___ EXTRACTED MATERIAL ___
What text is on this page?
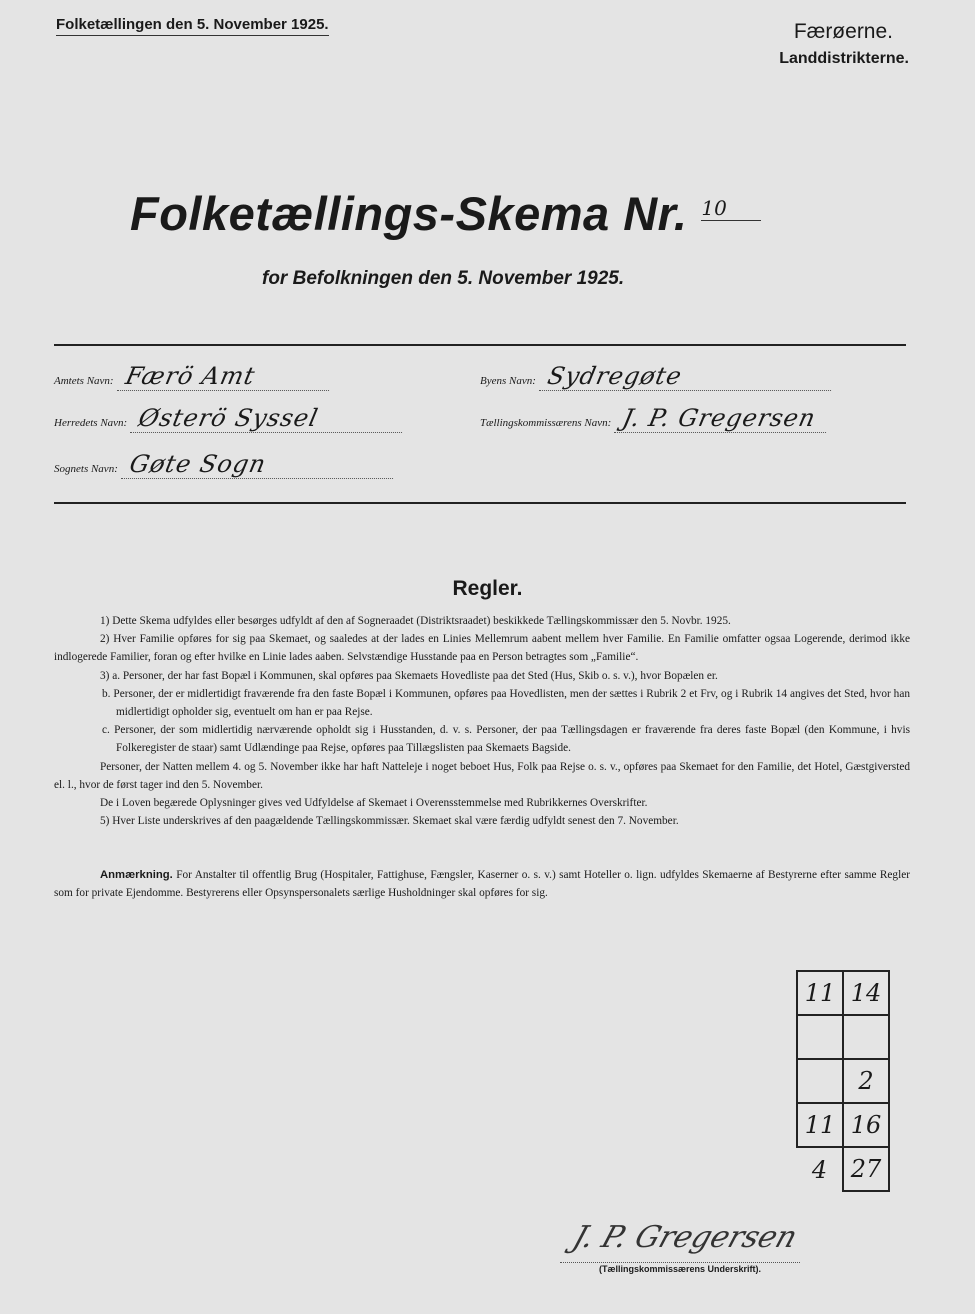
Folketællingen den 5. November 1925.	Færøerne.
Landdistrikterne.
Folketællings-Skema Nr. 10
for Befolkningen den 5. November 1925.
Amtets Navn: Færö Amt	Byens Navn: Sydregøte
Herredets Navn: Østerö Syssel	Tællingskommissærens Navn: J. P. Gregersen
Sognets Navn: Gøte Sogn
Regler.

1) Dette Skema udfyldes eller besørges udfyldt af den af Sogneraadet (Distriktsraadet) beskikkede Tællingskommissær den 5. Novbr. 1925.

2) Hver Familie opføres for sig paa Skemaet, og saaledes at der lades en Linies Mellemrum aabent mellem hver Familie. En Familie omfatter ogsaa Logerende, derimod ikke indlogerede Familier, foran og efter hvilke en Linie lades aaben. Selvstændige Husstande paa en Person betragtes som „Familie“.

3) a. Personer, der har fast Bopæl i Kommunen, skal opføres paa Skemaets Hovedliste paa det Sted (Hus, Skib o. s. v.), hvor Bopælen er.

b. Personer, der er midlertidigt fraværende fra den faste Bopæl i Kommunen, opføres paa Hovedlisten, men der sættes i Rubrik 2 et Frv, og i Rubrik 14 angives det Sted, hvor han midlertidigt opholder sig, eventuelt om han er paa Rejse.

c. Personer, der som midlertidig nærværende opholdt sig i Husstanden, d. v. s. Personer, der paa Tællingsdagen er fraværende fra deres faste Bopæl (den Kommune, i hvis Folkeregister de staar) samt Udlændinge paa Rejse, opføres paa Tillægslisten paa Skemaets Bagside.

Personer, der Natten mellem 4. og 5. November ikke har haft Natteleje i noget beboet Hus, Folk paa Rejse o. s. v., opføres paa Skemaet for den Familie, det Hotel, Gæstgiversted el. l., hvor de først tager ind den 5. November.

De i Loven begærede Oplysninger gives ved Udfyldelse af Skemaet i Overensstemmelse med Rubrikkernes Overskrifter.

5) Hver Liste underskrives af den paagældende Tællingskommissær. Skemaet skal være færdig udfyldt senest den 7. November.

Anmærkning. For Anstalter til offentlig Brug (Hospitaler, Fattighuse, Fængsler, Kaserner o. s. v.) samt Hoteller o. lign. udfyldes Skemaerne af Bestyrerne efter samme Regler som for private Ejendomme. Bestyrerens eller Opsynspersonalets særlige Husholdninger skal opføres for sig.
11	14

	2
11	16
4	27
J. P. Gregersen
(Tællingskommissærens Underskrift).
___
## WRITTEN INSTRUCTION
Set the data above down again exactly as given, with no pictures.

## EXERCISE RESULT
What text is on this page?
Folketællingen den 5. November 1925.	Færøerne.
Landdistrikterne.
Folketællings-Skema Nr. 10
for Befolkningen den 5. November 1925.
Amtets Navn: Færö Amt	Byens Navn: Sydregøte
Herredets Navn: Østerö Syssel	Tællingskommissærens Navn: J. P. Gregersen
Sognets Navn: Gøte Sogn
Regler.

1) Dette Skema udfyldes eller besørges udfyldt af den af Sogneraadet (Distriktsraadet) beskikkede Tællingskommissær den 5. Novbr. 1925.

2) Hver Familie opføres for sig paa Skemaet, og saaledes at der lades en Linies Mellemrum aabent mellem hver Familie. En Familie omfatter ogsaa Logerende, derimod ikke indlogerede Familier, foran og efter hvilke en Linie lades aaben. Selvstændige Husstande paa en Person betragtes som „Familie“.

3) a. Personer, der har fast Bopæl i Kommunen, skal opføres paa Skemaets Hovedliste paa det Sted (Hus, Skib o. s. v.), hvor Bopælen er.

b. Personer, der er midlertidigt fraværende fra den faste Bopæl i Kommunen, opføres paa Hovedlisten, men der sættes i Rubrik 2 et Frv, og i Rubrik 14 angives det Sted, hvor han midlertidigt opholder sig, eventuelt om han er paa Rejse.

c. Personer, der som midlertidig nærværende opholdt sig i Husstanden, d. v. s. Personer, der paa Tællingsdagen er fraværende fra deres faste Bopæl (den Kommune, i hvis Folkeregister de staar) samt Udlændinge paa Rejse, opføres paa Tillægslisten paa Skemaets Bagside.

Personer, der Natten mellem 4. og 5. November ikke har haft Natteleje i noget beboet Hus, Folk paa Rejse o. s. v., opføres paa Skemaet for den Familie, det Hotel, Gæstgiversted el. l., hvor de først tager ind den 5. November.

De i Loven begærede Oplysninger gives ved Udfyldelse af Skemaet i Overensstemmelse med Rubrikkernes Overskrifter.

5) Hver Liste underskrives af den paagældende Tællingskommissær. Skemaet skal være færdig udfyldt senest den 7. November.

Anmærkning. For Anstalter til offentlig Brug (Hospitaler, Fattighuse, Fængsler, Kaserner o. s. v.) samt Hoteller o. lign. udfyldes Skemaerne af Bestyrerne efter samme Regler som for private Ejendomme. Bestyrerens eller Opsynspersonalets særlige Husholdninger skal opføres for sig.
11	14

	2
11	16
4	27
J. P. Gregersen
(Tællingskommissærens Underskrift).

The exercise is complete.